WHAT NEEDS TO BE DONE:
For this exercise, copy out each line of the material below that includes "Servicio".

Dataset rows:

╭──

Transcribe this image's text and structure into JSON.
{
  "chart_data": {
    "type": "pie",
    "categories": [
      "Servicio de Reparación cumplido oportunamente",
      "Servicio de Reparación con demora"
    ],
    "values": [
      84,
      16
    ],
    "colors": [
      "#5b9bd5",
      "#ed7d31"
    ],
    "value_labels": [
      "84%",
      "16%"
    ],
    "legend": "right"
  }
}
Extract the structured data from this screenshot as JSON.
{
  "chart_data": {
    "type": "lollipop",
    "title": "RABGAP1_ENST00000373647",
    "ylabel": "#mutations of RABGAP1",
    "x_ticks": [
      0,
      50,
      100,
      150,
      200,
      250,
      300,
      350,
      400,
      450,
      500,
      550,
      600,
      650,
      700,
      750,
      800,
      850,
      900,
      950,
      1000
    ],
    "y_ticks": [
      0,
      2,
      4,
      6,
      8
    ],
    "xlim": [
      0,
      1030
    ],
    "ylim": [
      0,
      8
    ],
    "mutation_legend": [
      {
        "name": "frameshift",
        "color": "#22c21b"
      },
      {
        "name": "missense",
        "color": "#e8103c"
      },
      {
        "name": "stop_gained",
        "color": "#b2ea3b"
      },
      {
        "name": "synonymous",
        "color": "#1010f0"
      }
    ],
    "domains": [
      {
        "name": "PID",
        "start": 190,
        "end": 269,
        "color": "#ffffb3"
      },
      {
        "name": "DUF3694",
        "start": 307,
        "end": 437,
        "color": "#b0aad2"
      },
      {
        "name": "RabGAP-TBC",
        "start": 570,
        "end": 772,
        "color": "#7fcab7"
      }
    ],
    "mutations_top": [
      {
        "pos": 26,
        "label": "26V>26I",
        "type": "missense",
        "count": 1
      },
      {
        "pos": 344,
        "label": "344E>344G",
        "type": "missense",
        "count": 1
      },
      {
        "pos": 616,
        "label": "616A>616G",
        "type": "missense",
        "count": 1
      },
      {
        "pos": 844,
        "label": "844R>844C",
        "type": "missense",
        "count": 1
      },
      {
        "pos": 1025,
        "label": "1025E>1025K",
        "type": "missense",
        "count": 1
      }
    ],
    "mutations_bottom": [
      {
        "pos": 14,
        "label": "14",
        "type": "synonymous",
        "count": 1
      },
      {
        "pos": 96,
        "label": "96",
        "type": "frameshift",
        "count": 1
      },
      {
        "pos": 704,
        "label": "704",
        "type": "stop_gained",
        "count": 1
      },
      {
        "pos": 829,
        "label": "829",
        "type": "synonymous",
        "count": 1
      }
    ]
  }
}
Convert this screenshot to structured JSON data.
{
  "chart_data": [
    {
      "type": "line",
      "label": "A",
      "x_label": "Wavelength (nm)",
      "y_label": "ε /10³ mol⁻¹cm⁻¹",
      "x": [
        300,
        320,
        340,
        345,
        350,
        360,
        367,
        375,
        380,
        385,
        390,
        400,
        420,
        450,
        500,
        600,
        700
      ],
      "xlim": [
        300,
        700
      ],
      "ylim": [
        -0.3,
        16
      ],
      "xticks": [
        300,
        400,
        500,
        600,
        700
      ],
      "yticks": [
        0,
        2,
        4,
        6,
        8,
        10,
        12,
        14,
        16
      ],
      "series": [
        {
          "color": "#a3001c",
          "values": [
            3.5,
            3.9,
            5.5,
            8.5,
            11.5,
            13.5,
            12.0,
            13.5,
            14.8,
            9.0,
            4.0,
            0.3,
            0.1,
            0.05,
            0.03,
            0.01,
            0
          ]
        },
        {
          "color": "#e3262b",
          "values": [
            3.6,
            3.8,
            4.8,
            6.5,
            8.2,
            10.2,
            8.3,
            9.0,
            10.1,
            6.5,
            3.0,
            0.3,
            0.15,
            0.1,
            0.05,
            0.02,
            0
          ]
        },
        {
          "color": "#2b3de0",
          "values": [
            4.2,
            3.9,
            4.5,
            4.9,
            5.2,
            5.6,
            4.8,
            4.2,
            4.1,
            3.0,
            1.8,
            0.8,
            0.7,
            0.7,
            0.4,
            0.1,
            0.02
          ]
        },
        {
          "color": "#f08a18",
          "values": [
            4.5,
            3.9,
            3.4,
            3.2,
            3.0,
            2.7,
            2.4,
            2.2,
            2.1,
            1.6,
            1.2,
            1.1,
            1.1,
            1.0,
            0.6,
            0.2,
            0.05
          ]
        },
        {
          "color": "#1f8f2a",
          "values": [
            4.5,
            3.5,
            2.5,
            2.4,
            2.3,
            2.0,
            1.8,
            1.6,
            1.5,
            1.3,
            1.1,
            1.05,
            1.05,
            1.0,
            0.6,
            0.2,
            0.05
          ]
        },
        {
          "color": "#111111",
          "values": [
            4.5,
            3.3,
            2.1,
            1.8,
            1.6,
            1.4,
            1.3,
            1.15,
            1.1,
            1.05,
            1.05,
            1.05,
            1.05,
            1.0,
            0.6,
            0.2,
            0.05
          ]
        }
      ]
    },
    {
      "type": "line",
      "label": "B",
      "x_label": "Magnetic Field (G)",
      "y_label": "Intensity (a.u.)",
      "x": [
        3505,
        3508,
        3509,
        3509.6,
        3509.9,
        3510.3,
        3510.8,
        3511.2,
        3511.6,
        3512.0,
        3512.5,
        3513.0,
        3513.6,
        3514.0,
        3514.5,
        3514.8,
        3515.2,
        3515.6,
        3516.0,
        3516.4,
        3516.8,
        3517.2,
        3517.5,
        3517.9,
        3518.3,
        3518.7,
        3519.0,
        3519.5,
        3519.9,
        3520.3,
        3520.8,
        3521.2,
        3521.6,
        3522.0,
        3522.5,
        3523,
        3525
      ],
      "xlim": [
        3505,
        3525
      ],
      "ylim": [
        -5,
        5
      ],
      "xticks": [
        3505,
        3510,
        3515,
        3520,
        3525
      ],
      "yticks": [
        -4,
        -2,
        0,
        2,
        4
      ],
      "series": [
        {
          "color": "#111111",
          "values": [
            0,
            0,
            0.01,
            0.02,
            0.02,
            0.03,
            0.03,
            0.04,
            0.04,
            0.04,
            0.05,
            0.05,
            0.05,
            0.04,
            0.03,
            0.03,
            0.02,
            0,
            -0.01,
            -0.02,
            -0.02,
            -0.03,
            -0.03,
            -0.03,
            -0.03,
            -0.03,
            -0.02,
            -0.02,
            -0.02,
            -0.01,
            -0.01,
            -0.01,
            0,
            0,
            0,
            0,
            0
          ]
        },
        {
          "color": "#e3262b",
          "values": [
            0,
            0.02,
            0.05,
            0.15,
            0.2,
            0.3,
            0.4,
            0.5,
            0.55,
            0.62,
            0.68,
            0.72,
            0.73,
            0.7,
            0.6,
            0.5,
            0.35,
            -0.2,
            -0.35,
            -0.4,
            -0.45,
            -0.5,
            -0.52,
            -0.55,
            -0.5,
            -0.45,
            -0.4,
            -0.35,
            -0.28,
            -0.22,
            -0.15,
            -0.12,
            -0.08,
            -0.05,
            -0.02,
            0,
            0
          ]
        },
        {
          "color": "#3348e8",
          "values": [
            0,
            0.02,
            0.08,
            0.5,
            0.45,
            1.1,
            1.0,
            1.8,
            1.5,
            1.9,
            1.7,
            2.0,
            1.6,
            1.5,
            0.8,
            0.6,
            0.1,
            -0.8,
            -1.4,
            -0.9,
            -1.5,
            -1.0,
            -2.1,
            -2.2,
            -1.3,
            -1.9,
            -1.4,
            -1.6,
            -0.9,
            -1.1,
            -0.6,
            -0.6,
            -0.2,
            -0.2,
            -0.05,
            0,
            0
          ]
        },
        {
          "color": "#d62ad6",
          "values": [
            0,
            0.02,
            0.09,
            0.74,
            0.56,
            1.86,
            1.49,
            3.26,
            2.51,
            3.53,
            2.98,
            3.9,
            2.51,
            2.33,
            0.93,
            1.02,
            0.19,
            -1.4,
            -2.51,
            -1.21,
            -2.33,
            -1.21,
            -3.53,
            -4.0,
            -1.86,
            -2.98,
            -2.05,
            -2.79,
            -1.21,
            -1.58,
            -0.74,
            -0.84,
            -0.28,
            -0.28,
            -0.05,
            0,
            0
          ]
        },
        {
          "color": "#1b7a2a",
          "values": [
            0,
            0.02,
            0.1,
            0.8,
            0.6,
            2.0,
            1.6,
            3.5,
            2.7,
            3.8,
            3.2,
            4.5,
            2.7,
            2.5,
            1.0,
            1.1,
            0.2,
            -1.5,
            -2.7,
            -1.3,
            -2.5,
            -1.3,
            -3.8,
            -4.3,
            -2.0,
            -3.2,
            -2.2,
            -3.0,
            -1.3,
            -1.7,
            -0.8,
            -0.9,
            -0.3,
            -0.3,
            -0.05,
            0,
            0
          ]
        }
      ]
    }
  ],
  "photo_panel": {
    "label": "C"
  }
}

╰──

ANSWER TO THE PROBLEM:
      "Servicio de Reparación cumplido oportunamente",
      "Servicio de Reparación con demora"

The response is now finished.